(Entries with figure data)
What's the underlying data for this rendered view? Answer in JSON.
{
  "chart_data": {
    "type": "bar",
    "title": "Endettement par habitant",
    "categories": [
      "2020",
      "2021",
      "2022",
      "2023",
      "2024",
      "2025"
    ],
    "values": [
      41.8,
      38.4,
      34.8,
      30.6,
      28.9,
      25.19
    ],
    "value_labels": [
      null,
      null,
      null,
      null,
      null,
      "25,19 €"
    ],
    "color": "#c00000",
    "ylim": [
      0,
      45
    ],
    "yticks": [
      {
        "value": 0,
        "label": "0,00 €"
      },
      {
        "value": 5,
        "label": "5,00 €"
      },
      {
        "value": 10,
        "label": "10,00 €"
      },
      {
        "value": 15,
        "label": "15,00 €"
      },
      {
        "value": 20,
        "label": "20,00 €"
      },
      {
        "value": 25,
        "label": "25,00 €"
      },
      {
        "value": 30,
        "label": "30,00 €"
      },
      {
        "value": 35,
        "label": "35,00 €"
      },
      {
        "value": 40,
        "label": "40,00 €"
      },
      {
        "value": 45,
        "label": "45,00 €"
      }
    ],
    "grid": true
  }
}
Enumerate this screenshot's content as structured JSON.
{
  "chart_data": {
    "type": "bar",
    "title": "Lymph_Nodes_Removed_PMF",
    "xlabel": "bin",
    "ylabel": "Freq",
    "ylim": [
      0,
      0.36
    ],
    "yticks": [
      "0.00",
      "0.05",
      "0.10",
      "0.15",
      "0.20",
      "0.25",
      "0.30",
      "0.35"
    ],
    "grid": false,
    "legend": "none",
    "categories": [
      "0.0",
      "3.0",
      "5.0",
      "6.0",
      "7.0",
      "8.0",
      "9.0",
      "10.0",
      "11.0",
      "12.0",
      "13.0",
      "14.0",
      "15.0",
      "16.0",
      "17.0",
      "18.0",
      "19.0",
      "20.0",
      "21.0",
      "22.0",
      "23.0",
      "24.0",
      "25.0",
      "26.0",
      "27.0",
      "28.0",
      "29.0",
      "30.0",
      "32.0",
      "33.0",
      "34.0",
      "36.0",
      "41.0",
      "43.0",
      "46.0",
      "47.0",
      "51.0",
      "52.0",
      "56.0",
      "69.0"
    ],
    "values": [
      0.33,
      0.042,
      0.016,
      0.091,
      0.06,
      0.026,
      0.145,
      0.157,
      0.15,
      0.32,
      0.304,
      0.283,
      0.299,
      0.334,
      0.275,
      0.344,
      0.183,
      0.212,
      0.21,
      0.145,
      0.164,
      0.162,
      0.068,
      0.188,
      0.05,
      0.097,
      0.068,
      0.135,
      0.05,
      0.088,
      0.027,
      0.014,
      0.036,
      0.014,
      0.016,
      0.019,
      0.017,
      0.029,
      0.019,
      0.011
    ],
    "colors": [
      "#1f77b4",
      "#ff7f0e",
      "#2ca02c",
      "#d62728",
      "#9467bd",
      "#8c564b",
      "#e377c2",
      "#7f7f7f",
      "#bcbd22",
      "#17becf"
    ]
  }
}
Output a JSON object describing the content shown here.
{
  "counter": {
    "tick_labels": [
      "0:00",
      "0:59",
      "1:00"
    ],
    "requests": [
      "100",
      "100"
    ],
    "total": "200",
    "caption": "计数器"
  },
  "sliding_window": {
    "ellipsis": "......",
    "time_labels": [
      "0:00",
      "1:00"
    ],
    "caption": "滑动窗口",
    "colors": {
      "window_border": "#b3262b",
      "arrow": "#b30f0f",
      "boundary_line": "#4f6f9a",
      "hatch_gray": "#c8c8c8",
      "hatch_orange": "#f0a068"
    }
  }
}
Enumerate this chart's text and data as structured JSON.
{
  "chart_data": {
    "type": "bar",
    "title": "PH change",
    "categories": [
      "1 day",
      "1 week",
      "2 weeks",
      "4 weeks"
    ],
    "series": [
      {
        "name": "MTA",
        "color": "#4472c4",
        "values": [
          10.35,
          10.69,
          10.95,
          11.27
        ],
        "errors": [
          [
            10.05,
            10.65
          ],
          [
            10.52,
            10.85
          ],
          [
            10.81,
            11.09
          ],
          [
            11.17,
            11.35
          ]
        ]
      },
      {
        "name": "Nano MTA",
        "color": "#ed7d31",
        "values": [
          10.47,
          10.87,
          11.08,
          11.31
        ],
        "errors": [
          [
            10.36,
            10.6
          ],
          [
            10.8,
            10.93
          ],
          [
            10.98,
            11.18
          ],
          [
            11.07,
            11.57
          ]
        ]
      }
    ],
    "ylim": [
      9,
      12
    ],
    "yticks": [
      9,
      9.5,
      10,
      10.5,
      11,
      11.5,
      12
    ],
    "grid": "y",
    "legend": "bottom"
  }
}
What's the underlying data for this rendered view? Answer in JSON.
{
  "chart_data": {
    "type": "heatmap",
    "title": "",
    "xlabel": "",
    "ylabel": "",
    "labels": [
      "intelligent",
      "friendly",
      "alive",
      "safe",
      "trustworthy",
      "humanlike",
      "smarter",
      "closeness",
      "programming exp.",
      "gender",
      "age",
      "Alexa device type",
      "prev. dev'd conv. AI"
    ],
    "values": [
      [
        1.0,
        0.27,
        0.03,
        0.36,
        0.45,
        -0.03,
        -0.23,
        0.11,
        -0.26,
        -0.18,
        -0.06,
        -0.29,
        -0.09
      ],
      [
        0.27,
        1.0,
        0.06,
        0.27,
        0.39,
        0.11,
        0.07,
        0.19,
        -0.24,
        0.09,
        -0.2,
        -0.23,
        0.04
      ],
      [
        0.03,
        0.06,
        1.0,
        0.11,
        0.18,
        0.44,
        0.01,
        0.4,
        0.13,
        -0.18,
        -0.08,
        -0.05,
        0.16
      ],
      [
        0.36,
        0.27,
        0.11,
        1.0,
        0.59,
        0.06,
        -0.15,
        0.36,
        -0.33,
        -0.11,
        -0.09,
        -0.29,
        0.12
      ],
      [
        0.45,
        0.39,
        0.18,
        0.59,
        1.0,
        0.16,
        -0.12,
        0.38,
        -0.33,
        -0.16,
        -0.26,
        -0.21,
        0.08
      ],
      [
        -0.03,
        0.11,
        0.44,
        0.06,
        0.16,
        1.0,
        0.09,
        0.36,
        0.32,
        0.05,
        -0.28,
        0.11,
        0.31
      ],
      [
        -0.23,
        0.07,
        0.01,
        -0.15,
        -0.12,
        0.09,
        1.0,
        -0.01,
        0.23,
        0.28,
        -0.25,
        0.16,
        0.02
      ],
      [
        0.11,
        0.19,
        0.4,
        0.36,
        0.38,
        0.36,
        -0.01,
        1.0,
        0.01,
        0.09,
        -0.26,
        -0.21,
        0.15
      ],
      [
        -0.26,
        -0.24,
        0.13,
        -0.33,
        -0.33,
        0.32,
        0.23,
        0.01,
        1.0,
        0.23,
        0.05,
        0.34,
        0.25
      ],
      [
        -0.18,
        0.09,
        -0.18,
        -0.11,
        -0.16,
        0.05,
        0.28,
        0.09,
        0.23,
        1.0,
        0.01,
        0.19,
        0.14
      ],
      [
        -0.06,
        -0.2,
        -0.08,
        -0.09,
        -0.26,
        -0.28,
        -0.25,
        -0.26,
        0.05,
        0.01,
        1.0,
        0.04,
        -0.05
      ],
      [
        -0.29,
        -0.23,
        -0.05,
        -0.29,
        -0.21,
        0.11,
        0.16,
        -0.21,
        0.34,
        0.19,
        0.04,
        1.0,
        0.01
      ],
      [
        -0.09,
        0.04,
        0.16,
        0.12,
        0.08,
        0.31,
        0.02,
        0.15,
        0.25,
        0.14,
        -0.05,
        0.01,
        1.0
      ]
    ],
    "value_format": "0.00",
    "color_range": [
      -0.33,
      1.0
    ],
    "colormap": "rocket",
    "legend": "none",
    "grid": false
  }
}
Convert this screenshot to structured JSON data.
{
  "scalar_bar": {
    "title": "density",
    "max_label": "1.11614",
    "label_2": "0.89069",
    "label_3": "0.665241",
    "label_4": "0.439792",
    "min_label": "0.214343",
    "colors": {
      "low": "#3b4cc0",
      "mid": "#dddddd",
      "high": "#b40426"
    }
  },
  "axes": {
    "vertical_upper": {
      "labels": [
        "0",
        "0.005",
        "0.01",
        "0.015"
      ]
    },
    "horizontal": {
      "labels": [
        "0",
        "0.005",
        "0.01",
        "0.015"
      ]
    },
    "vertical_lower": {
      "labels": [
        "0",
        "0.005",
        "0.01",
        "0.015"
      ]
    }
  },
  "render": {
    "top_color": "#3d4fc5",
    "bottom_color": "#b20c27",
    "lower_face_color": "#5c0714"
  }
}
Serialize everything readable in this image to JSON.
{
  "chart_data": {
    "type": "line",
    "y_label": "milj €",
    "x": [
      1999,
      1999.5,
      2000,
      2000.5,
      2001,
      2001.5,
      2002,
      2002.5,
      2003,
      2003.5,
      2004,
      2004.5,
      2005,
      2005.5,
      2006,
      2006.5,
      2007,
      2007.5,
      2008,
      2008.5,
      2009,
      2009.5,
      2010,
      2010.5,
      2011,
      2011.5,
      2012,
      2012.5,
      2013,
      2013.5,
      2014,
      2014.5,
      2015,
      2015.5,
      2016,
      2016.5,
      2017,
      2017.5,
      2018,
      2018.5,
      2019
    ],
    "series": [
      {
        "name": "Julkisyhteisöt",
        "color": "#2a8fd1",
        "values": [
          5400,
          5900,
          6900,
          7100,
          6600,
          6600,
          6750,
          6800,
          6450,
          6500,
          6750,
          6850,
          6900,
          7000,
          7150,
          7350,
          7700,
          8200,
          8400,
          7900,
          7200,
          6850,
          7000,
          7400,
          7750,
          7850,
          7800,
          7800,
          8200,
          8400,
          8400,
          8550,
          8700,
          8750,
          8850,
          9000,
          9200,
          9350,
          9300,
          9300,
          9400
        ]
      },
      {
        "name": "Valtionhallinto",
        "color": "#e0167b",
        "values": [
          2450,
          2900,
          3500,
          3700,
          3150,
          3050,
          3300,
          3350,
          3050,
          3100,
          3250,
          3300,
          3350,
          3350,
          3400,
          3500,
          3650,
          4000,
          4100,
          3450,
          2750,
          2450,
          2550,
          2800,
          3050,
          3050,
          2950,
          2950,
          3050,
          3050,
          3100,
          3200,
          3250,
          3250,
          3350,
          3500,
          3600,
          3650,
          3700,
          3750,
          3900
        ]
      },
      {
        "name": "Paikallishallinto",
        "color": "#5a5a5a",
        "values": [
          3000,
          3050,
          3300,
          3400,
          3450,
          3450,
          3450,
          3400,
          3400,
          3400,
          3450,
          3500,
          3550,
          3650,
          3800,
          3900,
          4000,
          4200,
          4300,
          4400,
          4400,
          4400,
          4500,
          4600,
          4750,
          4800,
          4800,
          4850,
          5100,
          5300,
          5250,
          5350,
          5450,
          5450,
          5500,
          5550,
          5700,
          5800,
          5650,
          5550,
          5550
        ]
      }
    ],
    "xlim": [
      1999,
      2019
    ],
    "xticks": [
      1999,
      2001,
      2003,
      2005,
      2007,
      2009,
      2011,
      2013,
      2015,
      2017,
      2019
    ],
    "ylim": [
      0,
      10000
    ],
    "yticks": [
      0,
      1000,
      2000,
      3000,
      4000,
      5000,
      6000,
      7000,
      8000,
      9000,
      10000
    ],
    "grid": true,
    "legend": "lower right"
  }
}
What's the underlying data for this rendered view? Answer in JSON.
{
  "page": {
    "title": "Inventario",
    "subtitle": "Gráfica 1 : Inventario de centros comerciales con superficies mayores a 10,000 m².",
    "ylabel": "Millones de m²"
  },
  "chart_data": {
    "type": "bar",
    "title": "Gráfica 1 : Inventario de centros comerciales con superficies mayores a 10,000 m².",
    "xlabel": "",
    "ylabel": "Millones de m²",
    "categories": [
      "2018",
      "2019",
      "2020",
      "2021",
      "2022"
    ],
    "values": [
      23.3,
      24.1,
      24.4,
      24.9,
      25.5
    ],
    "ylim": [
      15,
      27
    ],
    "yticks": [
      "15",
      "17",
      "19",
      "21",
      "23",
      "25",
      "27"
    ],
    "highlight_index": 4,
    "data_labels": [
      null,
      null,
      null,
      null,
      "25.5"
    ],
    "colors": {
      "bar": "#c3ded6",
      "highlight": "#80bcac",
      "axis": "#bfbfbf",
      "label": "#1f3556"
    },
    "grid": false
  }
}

WORK TO BE COMPLETED:
Find the lines above holding the word "screenshot" and show them.

TASK RESULT:
Enumerate this screenshot's content as structured JSON.
Convert this screenshot to structured JSON data.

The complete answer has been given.